* Stored records:
Start
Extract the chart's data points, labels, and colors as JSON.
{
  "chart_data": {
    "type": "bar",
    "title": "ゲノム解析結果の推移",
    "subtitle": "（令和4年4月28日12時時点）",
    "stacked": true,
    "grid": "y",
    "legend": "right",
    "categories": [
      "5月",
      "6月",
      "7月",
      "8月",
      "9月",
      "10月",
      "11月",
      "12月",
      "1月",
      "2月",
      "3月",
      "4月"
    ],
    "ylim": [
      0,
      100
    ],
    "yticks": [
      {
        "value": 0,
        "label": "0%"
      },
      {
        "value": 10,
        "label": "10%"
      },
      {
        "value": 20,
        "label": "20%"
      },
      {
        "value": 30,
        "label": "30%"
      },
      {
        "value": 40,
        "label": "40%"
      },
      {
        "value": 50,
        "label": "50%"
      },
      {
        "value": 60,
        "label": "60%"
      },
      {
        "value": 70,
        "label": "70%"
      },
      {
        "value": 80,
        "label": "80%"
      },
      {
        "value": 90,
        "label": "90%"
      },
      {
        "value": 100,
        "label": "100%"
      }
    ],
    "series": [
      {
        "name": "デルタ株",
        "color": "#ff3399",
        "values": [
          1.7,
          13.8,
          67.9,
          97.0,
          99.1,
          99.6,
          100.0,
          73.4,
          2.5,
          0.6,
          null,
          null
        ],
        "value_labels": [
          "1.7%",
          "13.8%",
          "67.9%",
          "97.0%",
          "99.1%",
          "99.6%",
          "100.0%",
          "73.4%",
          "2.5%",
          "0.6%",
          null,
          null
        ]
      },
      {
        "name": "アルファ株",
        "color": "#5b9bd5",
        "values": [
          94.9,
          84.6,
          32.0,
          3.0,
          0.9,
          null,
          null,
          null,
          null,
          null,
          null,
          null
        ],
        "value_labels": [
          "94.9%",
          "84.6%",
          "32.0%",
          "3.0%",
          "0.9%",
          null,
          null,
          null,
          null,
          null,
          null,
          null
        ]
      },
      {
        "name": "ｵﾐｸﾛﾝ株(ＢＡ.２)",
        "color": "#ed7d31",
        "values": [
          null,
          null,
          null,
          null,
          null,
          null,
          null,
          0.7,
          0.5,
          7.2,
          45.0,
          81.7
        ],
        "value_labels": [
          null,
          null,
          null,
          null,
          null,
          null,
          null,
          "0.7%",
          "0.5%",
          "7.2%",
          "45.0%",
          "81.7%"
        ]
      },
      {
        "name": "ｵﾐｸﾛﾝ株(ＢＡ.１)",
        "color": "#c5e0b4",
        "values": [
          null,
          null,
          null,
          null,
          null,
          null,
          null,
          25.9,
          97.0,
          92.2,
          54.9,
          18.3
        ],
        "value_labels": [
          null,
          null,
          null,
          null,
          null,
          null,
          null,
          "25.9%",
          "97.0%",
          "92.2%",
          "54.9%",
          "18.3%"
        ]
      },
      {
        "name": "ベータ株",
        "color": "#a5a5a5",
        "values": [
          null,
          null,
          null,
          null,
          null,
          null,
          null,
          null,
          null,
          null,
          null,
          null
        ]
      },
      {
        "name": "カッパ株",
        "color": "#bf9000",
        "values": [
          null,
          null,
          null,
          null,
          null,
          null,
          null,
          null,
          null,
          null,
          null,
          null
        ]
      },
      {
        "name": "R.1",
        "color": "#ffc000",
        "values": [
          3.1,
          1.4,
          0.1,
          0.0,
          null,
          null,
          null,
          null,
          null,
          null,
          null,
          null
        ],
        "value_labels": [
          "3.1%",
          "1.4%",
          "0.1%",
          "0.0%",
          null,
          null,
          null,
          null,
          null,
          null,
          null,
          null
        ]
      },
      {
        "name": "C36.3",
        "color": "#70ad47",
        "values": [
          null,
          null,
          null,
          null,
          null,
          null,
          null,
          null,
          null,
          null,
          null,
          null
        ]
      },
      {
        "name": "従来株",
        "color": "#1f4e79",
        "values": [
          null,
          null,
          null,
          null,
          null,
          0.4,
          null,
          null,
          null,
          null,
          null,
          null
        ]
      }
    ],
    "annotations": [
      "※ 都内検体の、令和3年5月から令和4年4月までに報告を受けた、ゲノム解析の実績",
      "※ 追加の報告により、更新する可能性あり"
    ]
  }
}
End
* What you need to do:
Tally up the lines with the word "name" in them, and answer with that number by itself.

* Response to the exercise:
9